* **TO BE DONE**
Locate the string "Branco" in the records below. Copy every line where it occurs.
------------------------
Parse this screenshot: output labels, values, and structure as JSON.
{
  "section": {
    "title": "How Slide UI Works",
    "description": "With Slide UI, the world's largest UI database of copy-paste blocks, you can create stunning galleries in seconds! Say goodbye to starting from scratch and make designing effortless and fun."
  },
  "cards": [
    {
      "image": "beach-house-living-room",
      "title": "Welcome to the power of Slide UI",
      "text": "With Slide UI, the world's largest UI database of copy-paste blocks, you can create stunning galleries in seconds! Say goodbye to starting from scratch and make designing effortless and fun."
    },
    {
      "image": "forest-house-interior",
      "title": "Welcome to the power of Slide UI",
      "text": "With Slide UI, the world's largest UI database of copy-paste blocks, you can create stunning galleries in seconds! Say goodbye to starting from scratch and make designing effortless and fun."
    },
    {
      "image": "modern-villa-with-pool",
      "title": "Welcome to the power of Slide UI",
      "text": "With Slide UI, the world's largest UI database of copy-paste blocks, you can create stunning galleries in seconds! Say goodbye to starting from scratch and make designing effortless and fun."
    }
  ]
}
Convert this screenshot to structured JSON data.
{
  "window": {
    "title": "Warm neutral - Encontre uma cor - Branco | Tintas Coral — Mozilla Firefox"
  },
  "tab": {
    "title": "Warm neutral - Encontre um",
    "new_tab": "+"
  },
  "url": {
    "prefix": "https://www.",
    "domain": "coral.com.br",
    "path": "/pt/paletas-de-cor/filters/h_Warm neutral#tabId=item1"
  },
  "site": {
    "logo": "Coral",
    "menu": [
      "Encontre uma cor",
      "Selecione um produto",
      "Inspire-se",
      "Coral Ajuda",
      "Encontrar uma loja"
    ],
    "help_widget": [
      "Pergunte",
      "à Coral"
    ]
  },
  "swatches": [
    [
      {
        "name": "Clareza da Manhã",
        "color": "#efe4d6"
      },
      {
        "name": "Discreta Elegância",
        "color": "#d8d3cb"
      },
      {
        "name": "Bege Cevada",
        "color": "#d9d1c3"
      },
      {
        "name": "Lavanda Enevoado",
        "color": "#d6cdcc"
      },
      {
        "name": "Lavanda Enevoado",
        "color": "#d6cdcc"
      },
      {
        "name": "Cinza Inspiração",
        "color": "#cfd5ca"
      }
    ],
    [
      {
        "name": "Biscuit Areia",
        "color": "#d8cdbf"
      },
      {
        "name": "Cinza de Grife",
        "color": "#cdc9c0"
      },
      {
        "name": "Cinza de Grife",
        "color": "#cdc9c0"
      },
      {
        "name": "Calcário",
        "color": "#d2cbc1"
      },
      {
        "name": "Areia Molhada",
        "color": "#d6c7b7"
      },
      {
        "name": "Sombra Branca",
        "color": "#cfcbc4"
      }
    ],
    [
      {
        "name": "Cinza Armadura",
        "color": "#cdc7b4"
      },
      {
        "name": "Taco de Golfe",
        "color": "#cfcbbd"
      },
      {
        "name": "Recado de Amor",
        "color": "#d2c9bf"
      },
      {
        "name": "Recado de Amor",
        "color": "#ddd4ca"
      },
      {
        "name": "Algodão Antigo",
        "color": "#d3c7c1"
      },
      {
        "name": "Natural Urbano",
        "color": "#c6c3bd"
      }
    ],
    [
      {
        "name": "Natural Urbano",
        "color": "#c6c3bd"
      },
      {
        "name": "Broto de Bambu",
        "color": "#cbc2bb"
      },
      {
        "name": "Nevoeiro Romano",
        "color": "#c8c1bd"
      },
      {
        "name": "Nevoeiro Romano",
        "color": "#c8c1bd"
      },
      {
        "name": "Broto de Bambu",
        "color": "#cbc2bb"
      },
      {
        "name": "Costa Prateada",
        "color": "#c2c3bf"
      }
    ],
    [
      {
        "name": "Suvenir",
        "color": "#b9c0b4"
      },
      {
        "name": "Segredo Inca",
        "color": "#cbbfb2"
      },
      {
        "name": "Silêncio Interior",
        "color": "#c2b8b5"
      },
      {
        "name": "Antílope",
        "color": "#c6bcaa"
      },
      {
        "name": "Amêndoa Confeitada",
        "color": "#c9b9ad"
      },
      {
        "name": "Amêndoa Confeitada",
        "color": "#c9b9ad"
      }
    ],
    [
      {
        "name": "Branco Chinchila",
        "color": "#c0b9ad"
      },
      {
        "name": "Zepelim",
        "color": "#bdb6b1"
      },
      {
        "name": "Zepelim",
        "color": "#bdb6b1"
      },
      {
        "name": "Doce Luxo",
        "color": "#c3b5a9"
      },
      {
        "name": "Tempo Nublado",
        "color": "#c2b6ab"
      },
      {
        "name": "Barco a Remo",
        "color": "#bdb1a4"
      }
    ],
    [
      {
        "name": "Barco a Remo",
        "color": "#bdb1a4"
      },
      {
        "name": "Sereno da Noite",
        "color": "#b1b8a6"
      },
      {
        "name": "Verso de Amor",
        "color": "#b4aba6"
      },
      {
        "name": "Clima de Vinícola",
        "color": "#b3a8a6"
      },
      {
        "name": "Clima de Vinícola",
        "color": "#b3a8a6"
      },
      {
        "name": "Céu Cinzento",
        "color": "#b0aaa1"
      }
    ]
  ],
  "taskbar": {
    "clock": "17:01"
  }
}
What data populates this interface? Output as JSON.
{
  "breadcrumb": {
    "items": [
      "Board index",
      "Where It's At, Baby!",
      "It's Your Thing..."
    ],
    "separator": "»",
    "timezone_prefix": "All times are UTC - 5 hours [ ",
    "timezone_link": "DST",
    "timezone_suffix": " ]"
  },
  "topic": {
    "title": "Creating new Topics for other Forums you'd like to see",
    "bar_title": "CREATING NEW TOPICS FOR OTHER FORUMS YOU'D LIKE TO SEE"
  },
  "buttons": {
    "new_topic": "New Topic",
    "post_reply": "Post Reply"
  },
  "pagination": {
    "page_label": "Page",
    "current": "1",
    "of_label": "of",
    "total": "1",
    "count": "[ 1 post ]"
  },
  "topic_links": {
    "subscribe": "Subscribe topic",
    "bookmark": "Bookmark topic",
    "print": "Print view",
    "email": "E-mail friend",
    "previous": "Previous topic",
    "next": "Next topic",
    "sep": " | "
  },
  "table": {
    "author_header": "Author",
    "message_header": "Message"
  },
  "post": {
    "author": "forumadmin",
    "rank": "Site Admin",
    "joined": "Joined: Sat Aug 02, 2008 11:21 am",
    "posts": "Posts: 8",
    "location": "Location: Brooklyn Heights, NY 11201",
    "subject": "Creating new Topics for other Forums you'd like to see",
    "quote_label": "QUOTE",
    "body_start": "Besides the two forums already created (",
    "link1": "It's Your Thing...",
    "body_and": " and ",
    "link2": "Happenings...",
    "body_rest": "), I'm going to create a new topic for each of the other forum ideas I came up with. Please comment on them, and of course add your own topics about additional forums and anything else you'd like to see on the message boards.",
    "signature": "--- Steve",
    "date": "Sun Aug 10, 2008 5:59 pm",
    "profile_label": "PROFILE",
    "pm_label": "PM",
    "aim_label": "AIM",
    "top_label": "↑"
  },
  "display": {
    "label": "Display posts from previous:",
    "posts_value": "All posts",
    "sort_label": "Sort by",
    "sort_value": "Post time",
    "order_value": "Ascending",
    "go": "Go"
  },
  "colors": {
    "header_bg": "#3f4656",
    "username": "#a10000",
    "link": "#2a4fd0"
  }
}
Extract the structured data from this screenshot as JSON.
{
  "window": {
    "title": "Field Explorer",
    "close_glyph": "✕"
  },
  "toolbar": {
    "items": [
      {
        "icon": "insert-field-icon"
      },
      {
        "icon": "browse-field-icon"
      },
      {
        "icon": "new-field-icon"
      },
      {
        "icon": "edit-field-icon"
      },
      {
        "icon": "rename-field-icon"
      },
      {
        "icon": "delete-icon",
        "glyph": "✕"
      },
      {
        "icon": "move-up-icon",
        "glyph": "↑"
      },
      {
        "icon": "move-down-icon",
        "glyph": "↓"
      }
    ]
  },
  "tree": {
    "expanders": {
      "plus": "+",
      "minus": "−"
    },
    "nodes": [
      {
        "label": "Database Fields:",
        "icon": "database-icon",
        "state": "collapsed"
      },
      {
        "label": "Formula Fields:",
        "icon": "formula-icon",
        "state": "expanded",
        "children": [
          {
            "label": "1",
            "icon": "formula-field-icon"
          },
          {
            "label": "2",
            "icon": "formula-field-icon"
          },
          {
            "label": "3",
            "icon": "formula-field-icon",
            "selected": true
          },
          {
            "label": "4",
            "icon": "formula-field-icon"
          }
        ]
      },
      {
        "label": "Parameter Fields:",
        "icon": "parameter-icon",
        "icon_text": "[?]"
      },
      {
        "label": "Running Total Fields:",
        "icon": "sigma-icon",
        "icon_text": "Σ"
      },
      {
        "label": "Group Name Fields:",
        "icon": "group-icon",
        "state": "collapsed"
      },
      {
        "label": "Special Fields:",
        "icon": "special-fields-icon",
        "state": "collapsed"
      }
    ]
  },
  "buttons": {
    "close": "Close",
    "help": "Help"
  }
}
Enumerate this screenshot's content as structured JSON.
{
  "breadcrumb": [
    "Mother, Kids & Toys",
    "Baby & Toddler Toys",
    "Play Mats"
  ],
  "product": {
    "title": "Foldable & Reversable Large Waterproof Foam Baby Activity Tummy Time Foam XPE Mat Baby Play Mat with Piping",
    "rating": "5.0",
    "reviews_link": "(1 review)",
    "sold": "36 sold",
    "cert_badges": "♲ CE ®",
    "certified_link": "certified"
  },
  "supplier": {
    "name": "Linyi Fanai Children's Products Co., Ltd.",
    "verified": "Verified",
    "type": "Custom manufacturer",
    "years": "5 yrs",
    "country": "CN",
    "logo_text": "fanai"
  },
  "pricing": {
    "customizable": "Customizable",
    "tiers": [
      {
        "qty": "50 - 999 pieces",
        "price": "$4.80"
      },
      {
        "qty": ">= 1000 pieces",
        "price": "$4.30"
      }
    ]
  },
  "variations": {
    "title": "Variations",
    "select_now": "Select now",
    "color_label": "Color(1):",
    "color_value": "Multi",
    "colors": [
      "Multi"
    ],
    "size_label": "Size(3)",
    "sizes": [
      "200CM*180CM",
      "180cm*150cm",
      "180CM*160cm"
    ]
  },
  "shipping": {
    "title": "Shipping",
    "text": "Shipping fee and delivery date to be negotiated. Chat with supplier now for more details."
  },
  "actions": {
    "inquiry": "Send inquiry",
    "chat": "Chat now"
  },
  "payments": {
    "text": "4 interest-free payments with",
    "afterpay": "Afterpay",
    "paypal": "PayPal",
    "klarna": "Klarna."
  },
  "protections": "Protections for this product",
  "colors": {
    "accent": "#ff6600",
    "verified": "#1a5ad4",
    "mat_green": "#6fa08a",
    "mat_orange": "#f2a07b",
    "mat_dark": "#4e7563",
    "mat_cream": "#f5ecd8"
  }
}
------------------------
* **RESPONSE**
    "title": "Warm neutral - Encontre uma cor - Branco | Tintas Coral — Mozilla Firefox"
        "name": "Branco Chinchila",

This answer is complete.